§ **Goal of the exercise**
Print all entries precisely as they are written.

[Recorded data]
* begin *
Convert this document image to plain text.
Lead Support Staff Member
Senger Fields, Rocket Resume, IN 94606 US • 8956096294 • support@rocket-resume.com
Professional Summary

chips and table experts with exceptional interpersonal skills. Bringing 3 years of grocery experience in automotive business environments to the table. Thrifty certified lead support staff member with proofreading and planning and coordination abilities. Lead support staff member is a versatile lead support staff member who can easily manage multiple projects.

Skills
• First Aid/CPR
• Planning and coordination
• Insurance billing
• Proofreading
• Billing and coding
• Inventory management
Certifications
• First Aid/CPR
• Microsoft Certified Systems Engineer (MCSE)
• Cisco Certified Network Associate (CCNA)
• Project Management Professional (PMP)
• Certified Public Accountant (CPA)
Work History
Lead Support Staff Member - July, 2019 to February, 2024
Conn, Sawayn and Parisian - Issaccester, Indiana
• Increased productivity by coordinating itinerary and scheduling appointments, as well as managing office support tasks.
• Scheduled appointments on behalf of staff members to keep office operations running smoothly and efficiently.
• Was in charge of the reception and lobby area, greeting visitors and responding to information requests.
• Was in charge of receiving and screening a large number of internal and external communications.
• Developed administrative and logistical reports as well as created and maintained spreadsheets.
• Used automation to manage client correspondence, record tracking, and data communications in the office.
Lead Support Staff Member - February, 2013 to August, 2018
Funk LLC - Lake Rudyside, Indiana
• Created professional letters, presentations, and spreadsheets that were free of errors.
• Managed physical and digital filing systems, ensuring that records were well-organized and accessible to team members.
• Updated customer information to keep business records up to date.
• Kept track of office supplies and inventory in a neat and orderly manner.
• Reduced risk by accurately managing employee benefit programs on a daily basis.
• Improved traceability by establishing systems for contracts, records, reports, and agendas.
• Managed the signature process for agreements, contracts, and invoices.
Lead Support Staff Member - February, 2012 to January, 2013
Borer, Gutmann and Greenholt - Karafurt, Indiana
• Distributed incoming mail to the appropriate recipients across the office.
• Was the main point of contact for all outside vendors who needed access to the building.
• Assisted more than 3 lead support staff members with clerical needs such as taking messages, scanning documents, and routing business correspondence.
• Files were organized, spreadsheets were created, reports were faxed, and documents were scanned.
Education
* end *
§ **Response to this task**
Convert this document image to plain text.
Lead Support Staff Member
Senger Fields, Rocket Resume, IN 94606 US • 8956096294 • support@rocket-resume.com
Professional Summary

chips and table experts with exceptional interpersonal skills. Bringing 3 years of grocery experience in automotive business environments to the table. Thrifty certified lead support staff member with proofreading and planning and coordination abilities. Lead support staff member is a versatile lead support staff member who can easily manage multiple projects.

Skills
• First Aid/CPR
• Planning and coordination
• Insurance billing
• Proofreading
• Billing and coding
• Inventory management
Certifications
• First Aid/CPR
• Microsoft Certified Systems Engineer (MCSE)
• Cisco Certified Network Associate (CCNA)
• Project Management Professional (PMP)
• Certified Public Accountant (CPA)
Work History
Lead Support Staff Member - July, 2019 to February, 2024
Conn, Sawayn and Parisian - Issaccester, Indiana
• Increased productivity by coordinating itinerary and scheduling appointments, as well as managing office support tasks.
• Scheduled appointments on behalf of staff members to keep office operations running smoothly and efficiently.
• Was in charge of the reception and lobby area, greeting visitors and responding to information requests.
• Was in charge of receiving and screening a large number of internal and external communications.
• Developed administrative and logistical reports as well as created and maintained spreadsheets.
• Used automation to manage client correspondence, record tracking, and data communications in the office.
Lead Support Staff Member - February, 2013 to August, 2018
Funk LLC - Lake Rudyside, Indiana
• Created professional letters, presentations, and spreadsheets that were free of errors.
• Managed physical and digital filing systems, ensuring that records were well-organized and accessible to team members.
• Updated customer information to keep business records up to date.
• Kept track of office supplies and inventory in a neat and orderly manner.
• Reduced risk by accurately managing employee benefit programs on a daily basis.
• Improved traceability by establishing systems for contracts, records, reports, and agendas.
• Managed the signature process for agreements, contracts, and invoices.
Lead Support Staff Member - February, 2012 to January, 2013
Borer, Gutmann and Greenholt - Karafurt, Indiana
• Distributed incoming mail to the appropriate recipients across the office.
• Was the main point of contact for all outside vendors who needed access to the building.
• Assisted more than 3 lead support staff members with clerical needs such as taking messages, scanning documents, and routing business correspondence.
• Files were organized, spreadsheets were created, reports were faxed, and documents were scanned.
Education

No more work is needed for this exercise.